__Dataset excerpts__.
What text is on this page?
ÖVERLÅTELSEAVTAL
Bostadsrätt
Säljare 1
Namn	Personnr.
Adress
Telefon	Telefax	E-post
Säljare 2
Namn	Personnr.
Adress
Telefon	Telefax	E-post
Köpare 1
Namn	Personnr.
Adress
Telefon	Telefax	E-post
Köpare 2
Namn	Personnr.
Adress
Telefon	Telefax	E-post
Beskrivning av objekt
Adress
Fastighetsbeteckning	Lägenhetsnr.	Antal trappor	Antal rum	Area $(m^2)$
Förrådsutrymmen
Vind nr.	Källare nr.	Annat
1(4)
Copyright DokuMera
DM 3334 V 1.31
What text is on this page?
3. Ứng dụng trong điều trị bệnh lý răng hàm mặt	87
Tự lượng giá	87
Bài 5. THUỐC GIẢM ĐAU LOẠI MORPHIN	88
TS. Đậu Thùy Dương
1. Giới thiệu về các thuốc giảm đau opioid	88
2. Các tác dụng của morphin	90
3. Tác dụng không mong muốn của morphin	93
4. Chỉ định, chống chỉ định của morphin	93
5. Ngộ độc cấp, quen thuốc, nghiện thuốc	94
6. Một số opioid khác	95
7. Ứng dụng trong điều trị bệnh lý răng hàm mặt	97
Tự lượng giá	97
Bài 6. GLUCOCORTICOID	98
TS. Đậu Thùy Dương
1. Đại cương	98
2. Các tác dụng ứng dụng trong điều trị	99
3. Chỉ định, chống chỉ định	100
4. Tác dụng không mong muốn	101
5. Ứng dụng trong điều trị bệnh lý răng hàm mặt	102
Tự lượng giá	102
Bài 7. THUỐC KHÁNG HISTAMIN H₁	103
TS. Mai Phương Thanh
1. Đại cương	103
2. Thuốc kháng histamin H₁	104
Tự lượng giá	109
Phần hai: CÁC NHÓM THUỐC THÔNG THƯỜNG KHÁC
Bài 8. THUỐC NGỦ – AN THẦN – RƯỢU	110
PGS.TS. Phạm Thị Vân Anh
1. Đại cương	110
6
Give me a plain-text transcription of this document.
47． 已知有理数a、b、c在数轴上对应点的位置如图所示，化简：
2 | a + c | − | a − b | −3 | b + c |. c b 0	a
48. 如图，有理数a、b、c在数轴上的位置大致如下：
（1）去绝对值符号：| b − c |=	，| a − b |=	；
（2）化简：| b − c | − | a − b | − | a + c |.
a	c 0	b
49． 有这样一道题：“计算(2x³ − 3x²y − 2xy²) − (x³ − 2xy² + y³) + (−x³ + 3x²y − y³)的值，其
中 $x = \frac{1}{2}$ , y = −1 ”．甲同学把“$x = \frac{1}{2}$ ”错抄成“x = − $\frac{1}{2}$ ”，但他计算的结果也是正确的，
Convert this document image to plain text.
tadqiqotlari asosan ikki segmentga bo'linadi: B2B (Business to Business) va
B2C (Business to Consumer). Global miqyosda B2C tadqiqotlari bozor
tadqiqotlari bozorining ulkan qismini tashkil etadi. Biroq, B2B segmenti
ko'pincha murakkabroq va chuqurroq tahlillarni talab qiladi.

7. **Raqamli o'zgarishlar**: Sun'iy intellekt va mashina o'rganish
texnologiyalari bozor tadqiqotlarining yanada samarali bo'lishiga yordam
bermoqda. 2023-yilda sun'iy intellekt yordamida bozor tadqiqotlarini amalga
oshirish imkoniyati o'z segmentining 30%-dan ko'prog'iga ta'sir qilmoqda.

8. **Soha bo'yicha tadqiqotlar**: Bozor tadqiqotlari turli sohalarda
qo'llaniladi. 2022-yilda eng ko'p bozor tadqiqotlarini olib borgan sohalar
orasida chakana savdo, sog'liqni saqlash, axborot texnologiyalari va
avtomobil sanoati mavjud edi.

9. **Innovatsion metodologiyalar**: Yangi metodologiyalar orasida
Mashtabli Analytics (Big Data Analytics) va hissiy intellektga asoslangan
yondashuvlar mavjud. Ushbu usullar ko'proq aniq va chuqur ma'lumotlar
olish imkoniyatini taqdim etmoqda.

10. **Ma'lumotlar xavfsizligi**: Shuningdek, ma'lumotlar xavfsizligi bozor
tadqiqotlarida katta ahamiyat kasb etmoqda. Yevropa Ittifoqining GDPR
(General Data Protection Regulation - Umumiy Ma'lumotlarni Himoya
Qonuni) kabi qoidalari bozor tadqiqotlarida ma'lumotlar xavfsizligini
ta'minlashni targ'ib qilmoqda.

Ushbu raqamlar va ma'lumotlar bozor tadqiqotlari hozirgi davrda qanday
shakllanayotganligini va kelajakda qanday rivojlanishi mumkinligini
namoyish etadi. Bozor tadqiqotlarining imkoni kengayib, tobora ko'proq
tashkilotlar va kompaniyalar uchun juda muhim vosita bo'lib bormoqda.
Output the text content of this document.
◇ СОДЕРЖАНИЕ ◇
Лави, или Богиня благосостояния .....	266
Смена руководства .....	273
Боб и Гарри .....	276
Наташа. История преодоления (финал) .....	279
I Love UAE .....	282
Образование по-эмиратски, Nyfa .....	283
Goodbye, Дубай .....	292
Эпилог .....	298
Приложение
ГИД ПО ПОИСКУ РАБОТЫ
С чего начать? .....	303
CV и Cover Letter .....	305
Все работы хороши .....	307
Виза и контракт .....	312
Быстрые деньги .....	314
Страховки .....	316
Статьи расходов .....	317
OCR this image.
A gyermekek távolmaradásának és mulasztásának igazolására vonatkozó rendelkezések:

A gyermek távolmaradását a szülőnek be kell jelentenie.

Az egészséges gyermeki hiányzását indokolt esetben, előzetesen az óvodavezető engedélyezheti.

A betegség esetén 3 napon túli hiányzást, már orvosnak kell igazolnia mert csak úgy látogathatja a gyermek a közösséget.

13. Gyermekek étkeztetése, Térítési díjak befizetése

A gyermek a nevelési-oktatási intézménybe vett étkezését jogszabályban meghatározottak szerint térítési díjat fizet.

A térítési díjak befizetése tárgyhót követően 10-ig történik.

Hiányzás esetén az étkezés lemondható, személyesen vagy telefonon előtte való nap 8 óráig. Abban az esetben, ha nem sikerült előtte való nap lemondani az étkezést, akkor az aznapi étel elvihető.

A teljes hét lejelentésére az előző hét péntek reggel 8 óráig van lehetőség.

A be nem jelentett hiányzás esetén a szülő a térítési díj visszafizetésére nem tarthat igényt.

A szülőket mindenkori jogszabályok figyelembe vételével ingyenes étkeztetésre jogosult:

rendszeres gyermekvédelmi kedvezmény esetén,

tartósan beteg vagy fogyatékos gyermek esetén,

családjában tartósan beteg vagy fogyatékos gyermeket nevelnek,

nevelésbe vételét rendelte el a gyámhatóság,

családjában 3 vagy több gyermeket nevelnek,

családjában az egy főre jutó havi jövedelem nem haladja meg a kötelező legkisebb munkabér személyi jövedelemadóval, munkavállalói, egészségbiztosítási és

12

__What is needed__. Pull every line containing the word "texnologiyalari" out of the material.

__Solution for this exercise__.
texnologiyalari bozor tadqiqotlarining yanada samarali bo'lishiga yordam
orasida chakana savdo, sog'liqni saqlash, axborot texnologiyalari va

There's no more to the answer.